• _THE EXERCISE_
Make an exact copy of the records, with the images left out.

• _EXERCISE MATERIALS_

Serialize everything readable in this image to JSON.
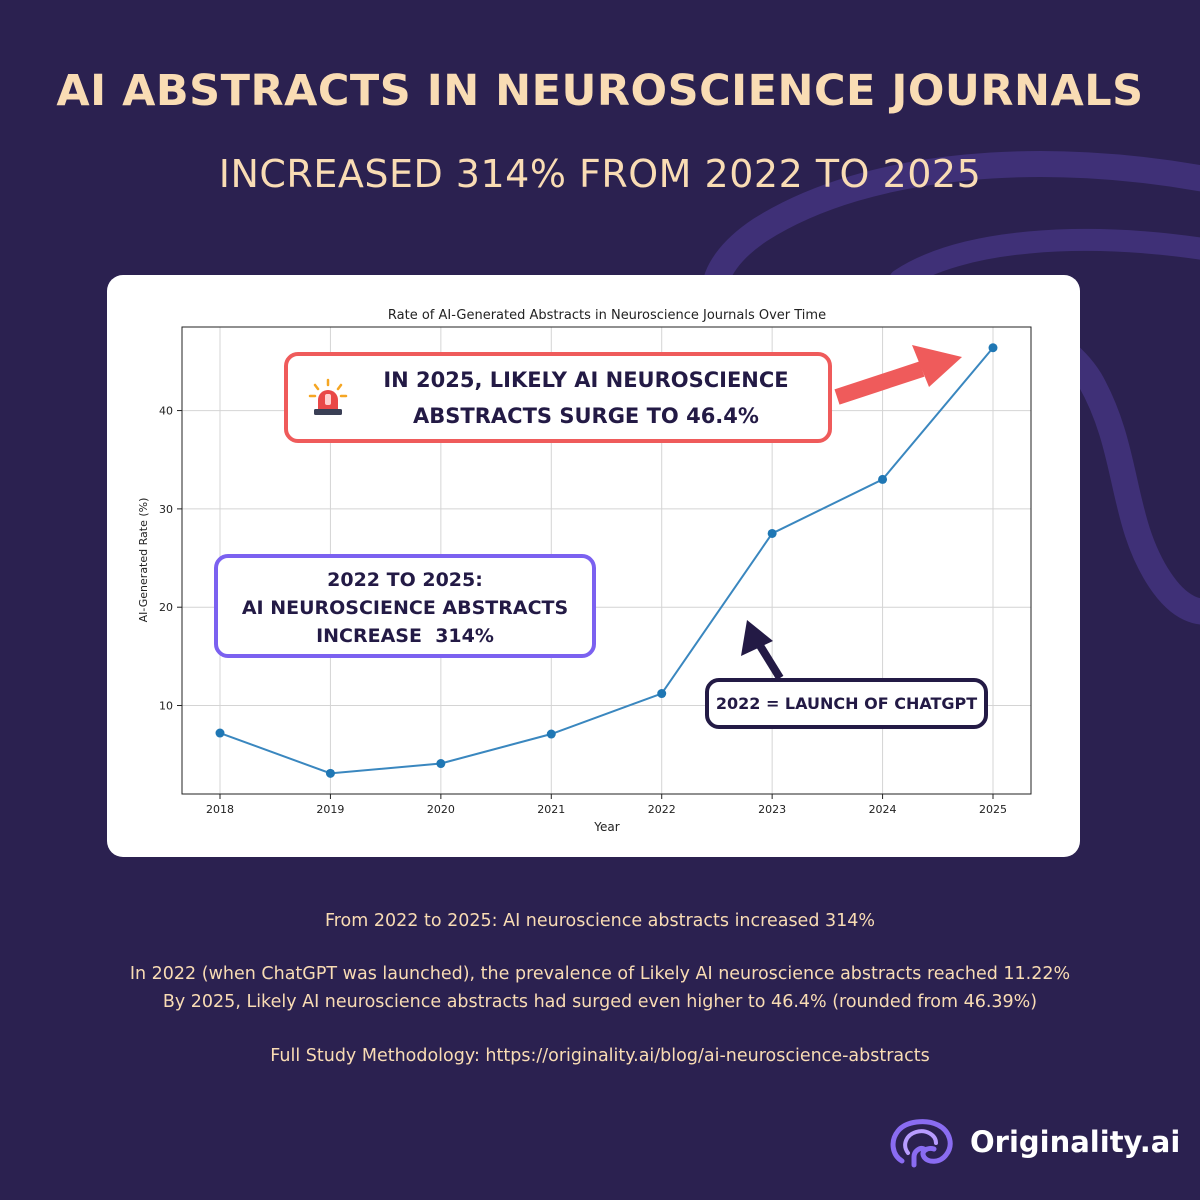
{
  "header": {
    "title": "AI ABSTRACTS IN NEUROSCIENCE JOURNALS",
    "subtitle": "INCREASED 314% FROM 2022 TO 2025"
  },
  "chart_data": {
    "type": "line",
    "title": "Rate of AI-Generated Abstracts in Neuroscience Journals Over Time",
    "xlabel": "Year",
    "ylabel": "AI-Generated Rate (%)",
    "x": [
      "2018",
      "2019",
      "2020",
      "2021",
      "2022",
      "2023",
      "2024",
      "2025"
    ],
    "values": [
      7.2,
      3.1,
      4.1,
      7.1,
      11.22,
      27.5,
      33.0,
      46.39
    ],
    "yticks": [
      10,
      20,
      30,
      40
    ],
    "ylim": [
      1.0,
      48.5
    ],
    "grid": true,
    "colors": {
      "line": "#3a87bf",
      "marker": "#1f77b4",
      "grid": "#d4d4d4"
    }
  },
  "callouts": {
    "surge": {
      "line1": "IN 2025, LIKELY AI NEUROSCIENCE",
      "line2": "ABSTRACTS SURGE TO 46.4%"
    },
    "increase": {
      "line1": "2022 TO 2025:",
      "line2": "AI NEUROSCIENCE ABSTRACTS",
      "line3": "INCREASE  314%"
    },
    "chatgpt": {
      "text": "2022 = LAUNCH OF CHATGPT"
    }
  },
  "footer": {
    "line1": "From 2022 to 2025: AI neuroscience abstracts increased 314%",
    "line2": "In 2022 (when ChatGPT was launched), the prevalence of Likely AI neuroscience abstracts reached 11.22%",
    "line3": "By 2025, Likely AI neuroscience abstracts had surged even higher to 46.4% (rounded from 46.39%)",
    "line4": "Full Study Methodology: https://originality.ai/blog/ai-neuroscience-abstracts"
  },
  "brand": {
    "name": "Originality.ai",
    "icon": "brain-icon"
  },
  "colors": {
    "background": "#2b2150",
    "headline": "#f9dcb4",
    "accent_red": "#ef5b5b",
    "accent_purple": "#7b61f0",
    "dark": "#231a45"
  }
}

• _OUTPUT OF THE EXERCISE_
Serialize everything readable in this image to JSON.
{
  "header": {
    "title": "AI ABSTRACTS IN NEUROSCIENCE JOURNALS",
    "subtitle": "INCREASED 314% FROM 2022 TO 2025"
  },
  "chart_data": {
    "type": "line",
    "title": "Rate of AI-Generated Abstracts in Neuroscience Journals Over Time",
    "xlabel": "Year",
    "ylabel": "AI-Generated Rate (%)",
    "x": [
      "2018",
      "2019",
      "2020",
      "2021",
      "2022",
      "2023",
      "2024",
      "2025"
    ],
    "values": [
      7.2,
      3.1,
      4.1,
      7.1,
      11.22,
      27.5,
      33.0,
      46.39
    ],
    "yticks": [
      10,
      20,
      30,
      40
    ],
    "ylim": [
      1.0,
      48.5
    ],
    "grid": true,
    "colors": {
      "line": "#3a87bf",
      "marker": "#1f77b4",
      "grid": "#d4d4d4"
    }
  },
  "callouts": {
    "surge": {
      "line1": "IN 2025, LIKELY AI NEUROSCIENCE",
      "line2": "ABSTRACTS SURGE TO 46.4%"
    },
    "increase": {
      "line1": "2022 TO 2025:",
      "line2": "AI NEUROSCIENCE ABSTRACTS",
      "line3": "INCREASE  314%"
    },
    "chatgpt": {
      "text": "2022 = LAUNCH OF CHATGPT"
    }
  },
  "footer": {
    "line1": "From 2022 to 2025: AI neuroscience abstracts increased 314%",
    "line2": "In 2022 (when ChatGPT was launched), the prevalence of Likely AI neuroscience abstracts reached 11.22%",
    "line3": "By 2025, Likely AI neuroscience abstracts had surged even higher to 46.4% (rounded from 46.39%)",
    "line4": "Full Study Methodology: https://originality.ai/blog/ai-neuroscience-abstracts"
  },
  "brand": {
    "name": "Originality.ai",
    "icon": "brain-icon"
  },
  "colors": {
    "background": "#2b2150",
    "headline": "#f9dcb4",
    "accent_red": "#ef5b5b",
    "accent_purple": "#7b61f0",
    "dark": "#231a45"
  }
}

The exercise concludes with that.